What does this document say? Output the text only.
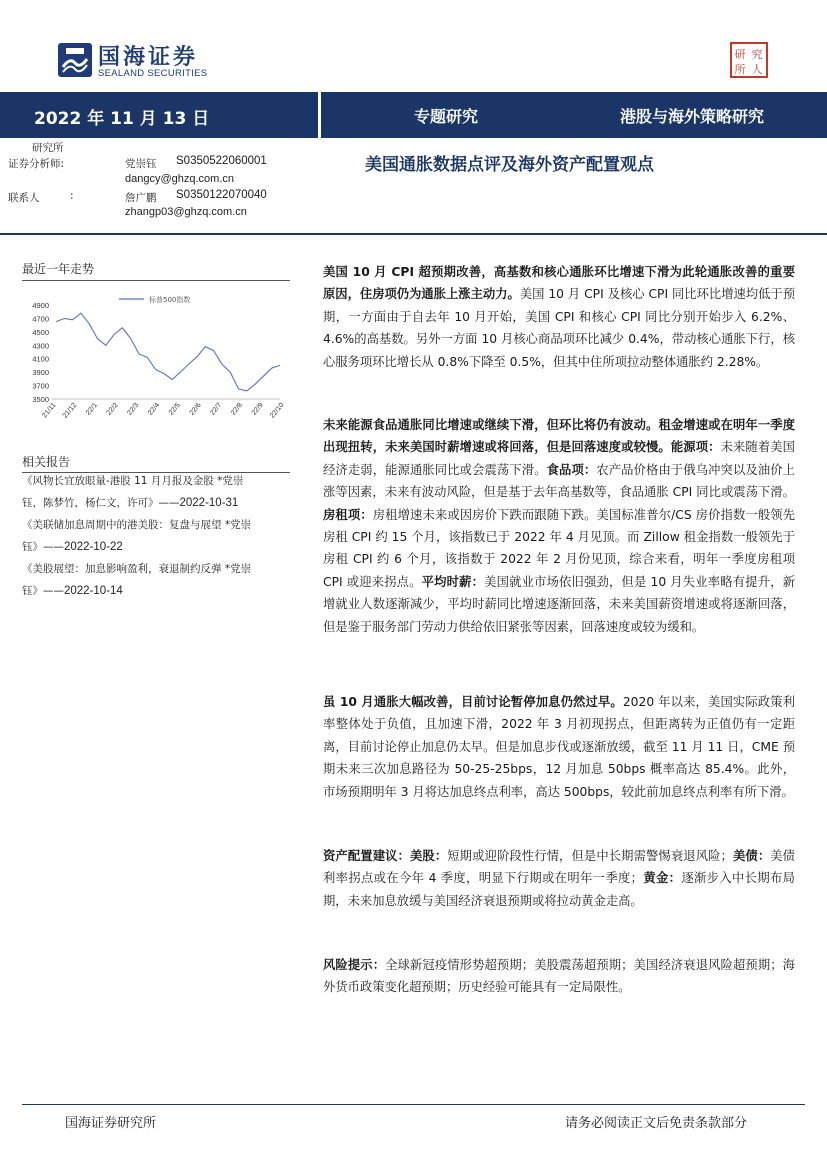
国海证券
SEALAND SECURITIES
研 究
所 人
2022 年 11 月 13 日	专题研究	港股与海外策略研究
研究所
证券分析师:	党崇钰 S0350522060001
dangcy@ghzq.com.cn
联系人	:	詹广鹏 S0350122070040
zhangp03@ghzq.com.cn
美国通胀数据点评及海外资产配置观点
最近一年走势
4900
4700
4500
4300
4100
3900
3700
3500
21/11 21/12 22/1 22/2 22/3 22/4 22/5 22/6 22/7 22/8 22/9 22/10
标普500指数
相关报告
《风物长宜放眼量-港股 11 月月报及金股 *党崇
钰，陈梦竹，杨仁文，许可》——2022-10-31
《美联储加息周期中的港美股：复盘与展望 *党崇
钰》——2022-10-22
《美股展望：加息影响盈利，衰退制约反弹 *党崇
钰》——2022-10-14
美国 10 月 CPI 超预期改善，高基数和核心通胀环比增速下滑为此轮通胀改善的重要原因，住房项仍为通胀上涨主动力。美国 10 月 CPI 及核心 CPI 同比环比增速均低于预期，一方面由于自去年 10 月开始，美国 CPI 和核心 CPI 同比分别开始步入 6.2%、4.6%的高基数。另外一方面 10 月核心商品项环比减少 0.4%，带动核心通胀下行，核心服务项环比增长从 0.8%下降至 0.5%，但其中住所项拉动整体通胀约 2.28%。
未来能源食品通胀同比增速或继续下滑，但环比将仍有波动。租金增速或在明年一季度出现扭转，未来美国时薪增速或将回落，但是回落速度或较慢。能源项：未来随着美国经济走弱，能源通胀同比或会震荡下滑。食品项：农产品价格由于俄乌冲突以及油价上涨等因素，未来有波动风险，但是基于去年高基数等，食品通胀 CPI 同比或震荡下滑。房租项：房租增速未来或因房价下跌而跟随下跌。美国标准普尔/CS 房价指数一般领先房租 CPI 约 15 个月，该指数已于 2022 年 4 月见顶。而 Zillow 租金指数一般领先于房租 CPI 约 6 个月，该指数于 2022 年 2 月份见顶，综合来看，明年一季度房租项 CPI 或迎来拐点。平均时薪：美国就业市场依旧强劲，但是 10 月失业率略有提升，新增就业人数逐渐减少，平均时薪同比增速逐渐回落，未来美国薪资增速或将逐渐回落，但是鉴于服务部门劳动力供给依旧紧张等因素，回落速度或较为缓和。
虽 10 月通胀大幅改善，目前讨论暂停加息仍然过早。2020 年以来，美国实际政策利率整体处于负值，且加速下滑，2022 年 3 月初现拐点，但距离转为正值仍有一定距离，目前讨论停止加息仍太早。但是加息步伐或逐渐放缓，截至 11 月 11 日，CME 预期未来三次加息路径为 50-25-25bps，12 月加息 50bps 概率高达 85.4%。此外，市场预期明年 3 月将达加息终点利率，高达 500bps，较此前加息终点利率有所下滑。
资产配置建议：美股：短期或迎阶段性行情，但是中长期需警惕衰退风险；美债：美债利率拐点或在今年 4 季度，明显下行期或在明年一季度；黄金：逐渐步入中长期布局期，未来加息放缓与美国经济衰退预期或将拉动黄金走高。
风险提示：全球新冠疫情形势超预期；美股震荡超预期；美国经济衰退风险超预期；海外货币政策变化超预期；历史经验可能具有一定局限性。
国海证券研究所	请务必阅读正文后免责条款部分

----

▶ **DO THIS**
Scan the records above for the string "ghzq", then report every line that contains it.

▶ **SOLUTION TO THE EXERCISE**
dangcy@ghzq.com.cn
zhangp03@ghzq.com.cn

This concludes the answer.